Stored records:
----

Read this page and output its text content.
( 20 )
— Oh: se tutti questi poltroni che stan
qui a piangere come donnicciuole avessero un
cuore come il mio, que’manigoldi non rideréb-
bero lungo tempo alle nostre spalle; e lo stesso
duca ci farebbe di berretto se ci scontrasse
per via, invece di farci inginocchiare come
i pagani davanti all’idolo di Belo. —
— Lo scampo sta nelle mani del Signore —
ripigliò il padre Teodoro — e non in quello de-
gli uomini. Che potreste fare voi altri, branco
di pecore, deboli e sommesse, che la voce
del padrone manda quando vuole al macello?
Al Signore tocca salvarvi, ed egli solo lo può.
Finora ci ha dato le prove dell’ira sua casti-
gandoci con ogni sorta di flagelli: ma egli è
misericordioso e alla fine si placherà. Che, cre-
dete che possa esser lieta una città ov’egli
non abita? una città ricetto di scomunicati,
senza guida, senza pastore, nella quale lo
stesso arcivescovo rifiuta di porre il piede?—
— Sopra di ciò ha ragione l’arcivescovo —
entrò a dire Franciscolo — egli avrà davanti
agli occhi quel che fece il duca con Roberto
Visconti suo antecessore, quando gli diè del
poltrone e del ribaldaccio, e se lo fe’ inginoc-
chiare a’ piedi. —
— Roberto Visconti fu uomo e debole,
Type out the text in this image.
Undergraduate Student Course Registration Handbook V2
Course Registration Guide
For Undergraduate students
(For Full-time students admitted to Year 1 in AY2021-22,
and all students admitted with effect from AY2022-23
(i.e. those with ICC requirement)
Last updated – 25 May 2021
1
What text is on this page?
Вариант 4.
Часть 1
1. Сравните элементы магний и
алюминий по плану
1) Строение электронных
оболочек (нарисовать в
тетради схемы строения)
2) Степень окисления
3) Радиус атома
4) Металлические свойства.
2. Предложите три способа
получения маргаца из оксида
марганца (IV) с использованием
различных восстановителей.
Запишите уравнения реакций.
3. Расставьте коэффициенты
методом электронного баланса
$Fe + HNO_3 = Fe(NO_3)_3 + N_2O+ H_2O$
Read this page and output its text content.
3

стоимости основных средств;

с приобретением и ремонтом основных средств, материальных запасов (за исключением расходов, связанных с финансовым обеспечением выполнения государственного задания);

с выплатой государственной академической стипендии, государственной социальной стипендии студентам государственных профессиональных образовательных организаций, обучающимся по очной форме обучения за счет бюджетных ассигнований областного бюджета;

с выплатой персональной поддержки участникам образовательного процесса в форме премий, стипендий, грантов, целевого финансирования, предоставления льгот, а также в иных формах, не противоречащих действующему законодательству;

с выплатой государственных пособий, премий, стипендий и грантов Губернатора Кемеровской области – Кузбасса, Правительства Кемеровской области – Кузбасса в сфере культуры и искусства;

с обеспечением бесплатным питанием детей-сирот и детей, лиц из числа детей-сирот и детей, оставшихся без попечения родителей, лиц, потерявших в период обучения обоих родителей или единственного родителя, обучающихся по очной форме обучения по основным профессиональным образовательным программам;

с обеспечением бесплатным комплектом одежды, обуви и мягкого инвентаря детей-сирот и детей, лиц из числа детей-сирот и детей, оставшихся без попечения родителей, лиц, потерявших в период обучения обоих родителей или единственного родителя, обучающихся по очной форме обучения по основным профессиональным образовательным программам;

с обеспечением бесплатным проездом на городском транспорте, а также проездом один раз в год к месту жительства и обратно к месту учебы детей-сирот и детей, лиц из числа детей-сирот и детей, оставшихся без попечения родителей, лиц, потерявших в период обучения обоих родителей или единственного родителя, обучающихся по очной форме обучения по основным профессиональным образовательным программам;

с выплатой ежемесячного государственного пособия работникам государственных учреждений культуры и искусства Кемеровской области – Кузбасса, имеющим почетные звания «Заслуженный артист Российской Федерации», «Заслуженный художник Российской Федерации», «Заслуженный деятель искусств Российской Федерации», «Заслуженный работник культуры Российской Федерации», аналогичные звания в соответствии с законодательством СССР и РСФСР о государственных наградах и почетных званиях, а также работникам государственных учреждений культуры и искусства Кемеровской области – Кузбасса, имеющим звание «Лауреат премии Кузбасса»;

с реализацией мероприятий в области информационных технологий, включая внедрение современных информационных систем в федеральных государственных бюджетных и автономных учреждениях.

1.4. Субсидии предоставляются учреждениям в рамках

----

▶ _What to produce_
Each record above should be output again exactly.

▶ _Answer for the task_
Read this page and output its text content.
( 20 )
— Oh: se tutti questi poltroni che stan
qui a piangere come donnicciuole avessero un
cuore come il mio, que’manigoldi non rideréb-
bero lungo tempo alle nostre spalle; e lo stesso
duca ci farebbe di berretto se ci scontrasse
per via, invece di farci inginocchiare come
i pagani davanti all’idolo di Belo. —
— Lo scampo sta nelle mani del Signore —
ripigliò il padre Teodoro — e non in quello de-
gli uomini. Che potreste fare voi altri, branco
di pecore, deboli e sommesse, che la voce
del padrone manda quando vuole al macello?
Al Signore tocca salvarvi, ed egli solo lo può.
Finora ci ha dato le prove dell’ira sua casti-
gandoci con ogni sorta di flagelli: ma egli è
misericordioso e alla fine si placherà. Che, cre-
dete che possa esser lieta una città ov’egli
non abita? una città ricetto di scomunicati,
senza guida, senza pastore, nella quale lo
stesso arcivescovo rifiuta di porre il piede?—
— Sopra di ciò ha ragione l’arcivescovo —
entrò a dire Franciscolo — egli avrà davanti
agli occhi quel che fece il duca con Roberto
Visconti suo antecessore, quando gli diè del
poltrone e del ribaldaccio, e se lo fe’ inginoc-
chiare a’ piedi. —
— Roberto Visconti fu uomo e debole,
Type out the text in this image.
Undergraduate Student Course Registration Handbook V2
Course Registration Guide
For Undergraduate students
(For Full-time students admitted to Year 1 in AY2021-22,
and all students admitted with effect from AY2022-23
(i.e. those with ICC requirement)
Last updated – 25 May 2021
1
What text is on this page?
Вариант 4.
Часть 1
1. Сравните элементы магний и
алюминий по плану
1) Строение электронных
оболочек (нарисовать в
тетради схемы строения)
2) Степень окисления
3) Радиус атома
4) Металлические свойства.
2. Предложите три способа
получения маргаца из оксида
марганца (IV) с использованием
различных восстановителей.
Запишите уравнения реакций.
3. Расставьте коэффициенты
методом электронного баланса
$Fe + HNO_3 = Fe(NO_3)_3 + N_2O+ H_2O$
Read this page and output its text content.
3

стоимости основных средств;

с приобретением и ремонтом основных средств, материальных запасов (за исключением расходов, связанных с финансовым обеспечением выполнения государственного задания);

с выплатой государственной академической стипендии, государственной социальной стипендии студентам государственных профессиональных образовательных организаций, обучающимся по очной форме обучения за счет бюджетных ассигнований областного бюджета;

с выплатой персональной поддержки участникам образовательного процесса в форме премий, стипендий, грантов, целевого финансирования, предоставления льгот, а также в иных формах, не противоречащих действующему законодательству;

с выплатой государственных пособий, премий, стипендий и грантов Губернатора Кемеровской области – Кузбасса, Правительства Кемеровской области – Кузбасса в сфере культуры и искусства;

с обеспечением бесплатным питанием детей-сирот и детей, лиц из числа детей-сирот и детей, оставшихся без попечения родителей, лиц, потерявших в период обучения обоих родителей или единственного родителя, обучающихся по очной форме обучения по основным профессиональным образовательным программам;

с обеспечением бесплатным комплектом одежды, обуви и мягкого инвентаря детей-сирот и детей, лиц из числа детей-сирот и детей, оставшихся без попечения родителей, лиц, потерявших в период обучения обоих родителей или единственного родителя, обучающихся по очной форме обучения по основным профессиональным образовательным программам;

с обеспечением бесплатным проездом на городском транспорте, а также проездом один раз в год к месту жительства и обратно к месту учебы детей-сирот и детей, лиц из числа детей-сирот и детей, оставшихся без попечения родителей, лиц, потерявших в период обучения обоих родителей или единственного родителя, обучающихся по очной форме обучения по основным профессиональным образовательным программам;

с выплатой ежемесячного государственного пособия работникам государственных учреждений культуры и искусства Кемеровской области – Кузбасса, имеющим почетные звания «Заслуженный артист Российской Федерации», «Заслуженный художник Российской Федерации», «Заслуженный деятель искусств Российской Федерации», «Заслуженный работник культуры Российской Федерации», аналогичные звания в соответствии с законодательством СССР и РСФСР о государственных наградах и почетных званиях, а также работникам государственных учреждений культуры и искусства Кемеровской области – Кузбасса, имеющим звание «Лауреат премии Кузбасса»;

с реализацией мероприятий в области информационных технологий, включая внедрение современных информационных систем в федеральных государственных бюджетных и автономных учреждениях.

1.4. Субсидии предоставляются учреждениям в рамках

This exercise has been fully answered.